_Information provided:_

━━━━━━━━━━━━━━━━━━━━━━━━━━━━━━

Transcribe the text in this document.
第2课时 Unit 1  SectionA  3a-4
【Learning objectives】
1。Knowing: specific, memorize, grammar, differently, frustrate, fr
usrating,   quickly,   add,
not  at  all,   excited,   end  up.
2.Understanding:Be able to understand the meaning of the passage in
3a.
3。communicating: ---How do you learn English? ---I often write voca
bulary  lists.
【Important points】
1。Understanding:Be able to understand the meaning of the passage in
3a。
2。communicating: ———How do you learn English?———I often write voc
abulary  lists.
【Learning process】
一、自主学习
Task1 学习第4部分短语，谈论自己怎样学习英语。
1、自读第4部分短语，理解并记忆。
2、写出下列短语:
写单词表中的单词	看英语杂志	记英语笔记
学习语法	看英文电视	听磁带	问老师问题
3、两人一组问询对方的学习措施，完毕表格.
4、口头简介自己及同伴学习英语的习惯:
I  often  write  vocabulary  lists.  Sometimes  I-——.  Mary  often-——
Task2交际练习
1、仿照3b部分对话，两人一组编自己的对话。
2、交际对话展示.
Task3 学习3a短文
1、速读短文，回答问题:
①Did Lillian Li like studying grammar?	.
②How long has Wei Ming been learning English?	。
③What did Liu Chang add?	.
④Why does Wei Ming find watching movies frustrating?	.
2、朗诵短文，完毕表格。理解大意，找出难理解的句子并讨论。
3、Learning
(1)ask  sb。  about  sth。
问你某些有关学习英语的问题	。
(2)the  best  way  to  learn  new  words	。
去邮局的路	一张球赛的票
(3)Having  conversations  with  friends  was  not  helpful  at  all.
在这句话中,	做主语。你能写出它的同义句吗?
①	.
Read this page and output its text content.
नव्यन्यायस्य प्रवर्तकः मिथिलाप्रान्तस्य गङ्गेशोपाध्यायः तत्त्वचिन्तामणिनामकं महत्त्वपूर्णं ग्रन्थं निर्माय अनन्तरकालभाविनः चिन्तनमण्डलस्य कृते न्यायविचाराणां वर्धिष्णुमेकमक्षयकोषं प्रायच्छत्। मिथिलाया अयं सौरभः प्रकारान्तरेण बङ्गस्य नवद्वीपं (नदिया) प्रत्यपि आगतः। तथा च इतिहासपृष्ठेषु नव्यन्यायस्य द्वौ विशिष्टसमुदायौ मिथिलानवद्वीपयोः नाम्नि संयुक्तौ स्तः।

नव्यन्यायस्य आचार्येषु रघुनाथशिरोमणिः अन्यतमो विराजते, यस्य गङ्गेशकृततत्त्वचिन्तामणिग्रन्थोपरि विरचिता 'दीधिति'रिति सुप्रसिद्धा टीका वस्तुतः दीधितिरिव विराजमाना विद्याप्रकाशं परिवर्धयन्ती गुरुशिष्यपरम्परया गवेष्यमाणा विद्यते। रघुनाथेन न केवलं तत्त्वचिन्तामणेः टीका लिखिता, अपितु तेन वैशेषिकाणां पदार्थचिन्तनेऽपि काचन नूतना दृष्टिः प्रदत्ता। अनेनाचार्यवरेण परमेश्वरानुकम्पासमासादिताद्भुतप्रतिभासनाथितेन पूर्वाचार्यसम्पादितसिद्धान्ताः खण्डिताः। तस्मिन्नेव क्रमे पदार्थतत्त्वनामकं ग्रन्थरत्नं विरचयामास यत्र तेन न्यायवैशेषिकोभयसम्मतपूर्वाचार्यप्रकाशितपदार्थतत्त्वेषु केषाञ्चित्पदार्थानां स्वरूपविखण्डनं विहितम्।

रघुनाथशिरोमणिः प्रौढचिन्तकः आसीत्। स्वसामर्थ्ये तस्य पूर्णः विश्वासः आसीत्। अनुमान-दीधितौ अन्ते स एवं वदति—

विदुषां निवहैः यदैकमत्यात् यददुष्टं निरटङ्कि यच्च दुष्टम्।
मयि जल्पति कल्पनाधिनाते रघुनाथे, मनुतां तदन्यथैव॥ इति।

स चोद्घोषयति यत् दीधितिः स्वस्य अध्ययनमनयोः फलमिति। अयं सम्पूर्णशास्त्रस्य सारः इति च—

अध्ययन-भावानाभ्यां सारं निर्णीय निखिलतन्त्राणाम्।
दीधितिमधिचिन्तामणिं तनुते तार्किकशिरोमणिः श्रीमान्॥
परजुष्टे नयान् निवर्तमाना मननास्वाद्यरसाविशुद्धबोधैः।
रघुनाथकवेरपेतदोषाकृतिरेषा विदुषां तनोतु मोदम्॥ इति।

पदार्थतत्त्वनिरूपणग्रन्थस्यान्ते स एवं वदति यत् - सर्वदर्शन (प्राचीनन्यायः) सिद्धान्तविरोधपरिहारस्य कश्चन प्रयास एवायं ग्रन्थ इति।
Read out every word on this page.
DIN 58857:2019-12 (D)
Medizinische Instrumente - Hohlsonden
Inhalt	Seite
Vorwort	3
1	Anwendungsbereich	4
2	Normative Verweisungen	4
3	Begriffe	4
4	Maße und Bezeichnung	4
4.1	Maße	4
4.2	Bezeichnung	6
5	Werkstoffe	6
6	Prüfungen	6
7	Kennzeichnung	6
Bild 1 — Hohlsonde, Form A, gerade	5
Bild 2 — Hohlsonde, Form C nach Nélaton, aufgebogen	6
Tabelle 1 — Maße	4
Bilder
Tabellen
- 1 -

━━━━━━━━━━━━━━━━━━━━━━━━━━━━━━

_Exercise instructions:_
Every line from the line containing "Read out every word on this page." to the last line of the material above must be repeated exactly, and no other line.

_Result of this task:_
Read out every word on this page.
DIN 58857:2019-12 (D)
Medizinische Instrumente - Hohlsonden
Inhalt	Seite
Vorwort	3
1	Anwendungsbereich	4
2	Normative Verweisungen	4
3	Begriffe	4
4	Maße und Bezeichnung	4
4.1	Maße	4
4.2	Bezeichnung	6
5	Werkstoffe	6
6	Prüfungen	6
7	Kennzeichnung	6
Bild 1 — Hohlsonde, Form A, gerade	5
Bild 2 — Hohlsonde, Form C nach Nélaton, aufgebogen	6
Tabelle 1 — Maße	4
Bilder
Tabellen
- 1 -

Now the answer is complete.